CONSIGNES:
1 – D'après le texte sur l'exposition Années pop, années choc, combien d'œuvres l'exposition rassemble-t-elle, et de combien d'artistes ?
2 – Rédigez la suite du texte sur l'exposition Années pop, années choc, 1960-1975, en reprenant juste après sa dernière phrase.

Conçue à partir des œuvres de La figuration narrative de la Fondation Gandur pour l’Art et des collections du Mémorial (affiches, objets, films, photographies, unes de presse), Années pop, années choc, 1960-1975 aborde la représentation de l’histoire en marche : celle notamment de la guerre du Vietnam et de la confrontation entre blocs durant la guerre froide, des procès tardifs des nazis en Allemagne, du franquisme au pouvoir, de la révolution culturelle chinoise, mais aussi celle plus sociale de Mai 68, des luttes pour l’égalité des sexes ou contre la ségrégation raciale, de la société de consommation et du tourisme de masse comme pivots de l’histoire du monde occidental.

Outre les collections du Mémorial, l’exposition réunit soixante-neuf œuvres de vingt-six artistes français et européens associés à la figuration narrative, mouvement qui se développe en France parallèlement au pop art anglo-saxon, en utilisant un certain nombre de codes communs issus du cinéma, de la bande dessinée ou de la publicité notamment. Plus engagés et plus critiques face à l’actualité mondiale, ces artistes s’inscrivent contre l’hégémonie politique, économique et culturelle des États-Unis, au moment où New York supplante Paris comme capitale mondiale de l’art. Qu’ils dénoncent l’impérialisme américain, les dictatures de l’époque – en Espagne, au Portugal, en Argentine ou au Chili notamment – ou la menace nucléaire dans une période de confrontation entre les blocs, ils jettent un regard acéré sur leur époque et sur le monde qui les entoure, s’intéressant autant à ce qui se passe en Afrique et au Moyen-Orient qu’en Asie ou en Amérique du Sud. Mais ils soutiennent également les mouvements sociaux et politiques qui se développent en Europe à cette époque dans le sillage de Mai 68.

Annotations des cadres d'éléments
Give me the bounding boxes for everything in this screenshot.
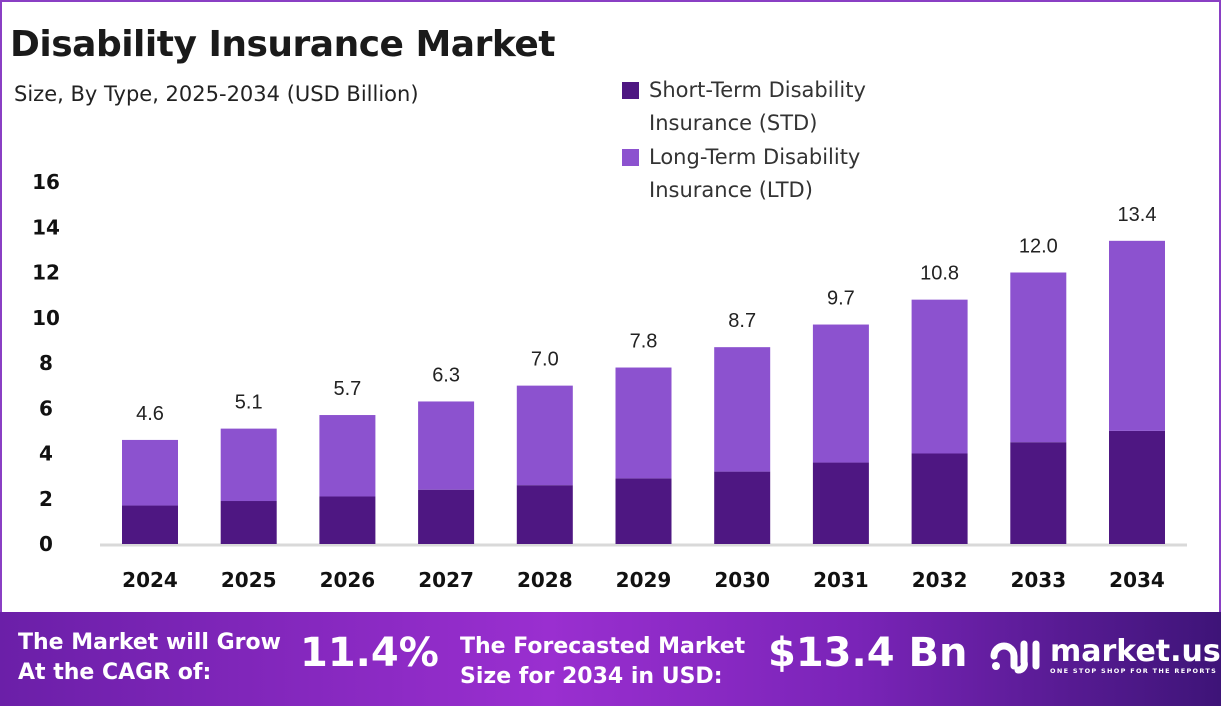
bar-ltd-2030 (714, 347, 771, 472)
data-label-total: 10.8 (920, 263, 959, 285)
bar-ltd-2027 (418, 401, 475, 490)
bar-std-2033 (1010, 442, 1067, 544)
y-tick-label: 8 (39, 351, 53, 375)
bar-ltd-2034 (1109, 240, 1165, 431)
cagr-label: The Market will Grow At the CAGR of: (18, 630, 281, 685)
chart-frame (0, 0, 1221, 612)
y-tick-label: 6 (39, 396, 53, 420)
data-label-total: 5.1 (235, 392, 263, 414)
data-label-total: 6.3 (432, 364, 460, 386)
x-tick-label: 2028 (517, 568, 573, 592)
data-label-total: 4.6 (136, 403, 164, 425)
forecast-label: The Forecasted Market Size for 2034 in US… (460, 634, 746, 689)
data-label-total: 8.7 (728, 310, 756, 332)
bar-ltd-2033 (1010, 272, 1067, 443)
x-tick-label: 2025 (221, 568, 277, 592)
bar-std-2024 (122, 505, 178, 544)
data-label-total: 7.0 (531, 349, 559, 371)
x-tick-label: 2034 (1109, 568, 1165, 592)
x-tick-label: 2032 (912, 568, 968, 592)
legend-swatch-std (622, 82, 639, 99)
data-label-total: 9.7 (827, 288, 855, 310)
x-tick-label: 2027 (418, 568, 474, 592)
bar-std-2026 (319, 496, 376, 544)
legend-item-std: Short-Term Disability Insurance (STD) (622, 74, 899, 140)
x-tick-label: 2029 (616, 568, 672, 592)
x-tick-label: 2024 (122, 568, 178, 592)
bar-std-2027 (418, 489, 475, 544)
bar-std-2028 (516, 485, 573, 544)
bar-ltd-2032 (911, 299, 968, 454)
y-tick-label: 2 (39, 487, 53, 511)
cagr-value: 11.4% (300, 630, 439, 676)
data-label-total: 7.8 (630, 331, 658, 353)
data-label-total: 5.7 (333, 378, 361, 400)
data-label-total: 12.0 (1019, 236, 1058, 258)
bar-ltd-2025 (220, 428, 277, 502)
y-tick-label: 14 (32, 215, 60, 239)
logo-icon (990, 640, 1040, 674)
footer-banner: The Market will Grow At the CAGR of: 11.4… (0, 612, 1221, 706)
data-label-total: 13.4 (1118, 204, 1157, 226)
y-tick-label: 4 (39, 442, 53, 466)
legend-swatch-ltd (622, 149, 639, 166)
bar-ltd-2026 (319, 415, 376, 497)
bar-std-2031 (812, 462, 869, 544)
y-tick-label: 0 (39, 532, 53, 556)
bar-std-2025 (220, 501, 277, 544)
y-tick-label: 10 (32, 306, 60, 330)
x-tick-label: 2031 (813, 568, 869, 592)
bar-ltd-2029 (615, 367, 672, 479)
y-tick-label: 12 (32, 261, 60, 285)
chart-title: Disability Insurance Market (10, 24, 555, 65)
bar-ltd-2024 (122, 439, 178, 506)
chart-subtitle: Size, By Type, 2025-2034 (USD Billion) (14, 82, 419, 106)
bar-std-2030 (714, 471, 771, 544)
x-tick-label: 2026 (320, 568, 376, 592)
bar-std-2034 (1109, 430, 1165, 544)
y-tick-label: 16 (32, 170, 60, 194)
bar-std-2029 (615, 478, 672, 544)
legend-item-ltd: Long-Term Disability Insurance (LTD) (622, 141, 899, 207)
bar-ltd-2031 (812, 324, 869, 463)
bar-std-2032 (911, 453, 968, 544)
x-tick-label: 2030 (714, 568, 770, 592)
bar-ltd-2028 (516, 385, 573, 486)
forecast-value: $13.4 Bn (768, 630, 968, 676)
market-us-logo: market.us ONE STOP SHOP FOR THE REPORTS (990, 636, 1221, 676)
bar-chart: 0 2 4 6 8 10 12 14 16 4.6 2024 5.1 2025 5.7 2026 6.3 202… (32, 170, 1187, 592)
legend: Short-Term Disability Insurance (STD) Lo… (622, 74, 899, 208)
x-tick-label: 2033 (1010, 568, 1066, 592)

RÉPONSES ATTENDUES:
1 – Elle rassemble soixante-neuf œuvres de vingt-six artistes français et européens.

2 –
Placée sous le commissariat conjoint de la Fondation Gandur pour l’Art et du Mémorial de Caen, cette exposition poursuit l’exploration artistique et historique initiée en 2020 avec La libération de la peinture, 1945-1962. Cette première collaboration rappelait comment l’art abstrait s’est imposé dans l’immédiat après-guerre, face à l’impossibilité pour des artistes comme Jean Fautrier, Hans Hartung ou Pierre Soulages de continuer à représenter le monde avec les moyens traditionnels de la peinture. Ce second cycle permet quant à lui de comprendre comment, au tournant des années 1960 en France, de jeunes artistes se sont détournés de l’abstraction alors dominante pour proposer un retour à l’image et à la figure.

chronologie

 

Déployé sur deux étages, le parcours de l’exposition s’articule autour de dix thèmes qui permettent de comprendre les luttes qui sous-tendent cette période de quinze ans. Sur fond de guerre froide, les artistes s’engagent autant contre la guerre et la dictature qu’en faveur des droits sociaux et politiques. C’est l’époque des grands mouvements sociaux et des aspirations politiques portés par la génération de l’après-Seconde Guerre mondiale. Alors que deux visions du monde, celle des États-Unis et celle de l’URSS, s’opposent, s’exprime une génération qui veut en finir avec « le vieux monde » et tout particulièrement avec celui né de l’après 1945. Les artistes puisent leur inspiration dans les médias de l’époque (bandes dessinées, cinéma, magazines, publicités, journaux…) et reprennent les codes qui les caractérisent. La scénographie de l’exposition croise les œuvres de la Fondation Gandur pour l’Art et les collections du Mémorial de Caen. Chaque section thématique propose des œuvres d’art, une contextualisation historique, des objets témoins de l’époque, des documents et des photos d’archives. L’exposition Années pop, années choc, 1960-1975 mêle regard scientifique et approche pédagogique, replaçant l’engagement artistique et politique du mouvement de la figuration narrative dans l’histoire d’une époque qui s’étend des années 1960 au milieu des années 1970. L’exposition trouve aussi un équilibre entre art et histoire, entre objets et œuvres d’art.

 

Entrée de l'exposition, au 1er étage

1 - Guerre du Vietnam

Après la guerre de Corée, les États-Unis redoutent une nouvelle guerre en Asie pour contrer le communisme et soutiennent militairement le Sud Vietnam. En 1964, les États-Unis bombardent le Vietnam du Nord et déploient 125 000 soldats dans le sud du pays. En 1968, l’offensive nord-vietnamienne du Têt marque un tournant et fait la une de l’actualité américaine. Les derniers marines quittent le Vietnam en août 1972 et Saïgon tombe en 1975. Pour l’Amérique, c’est une défaite militaire et morale.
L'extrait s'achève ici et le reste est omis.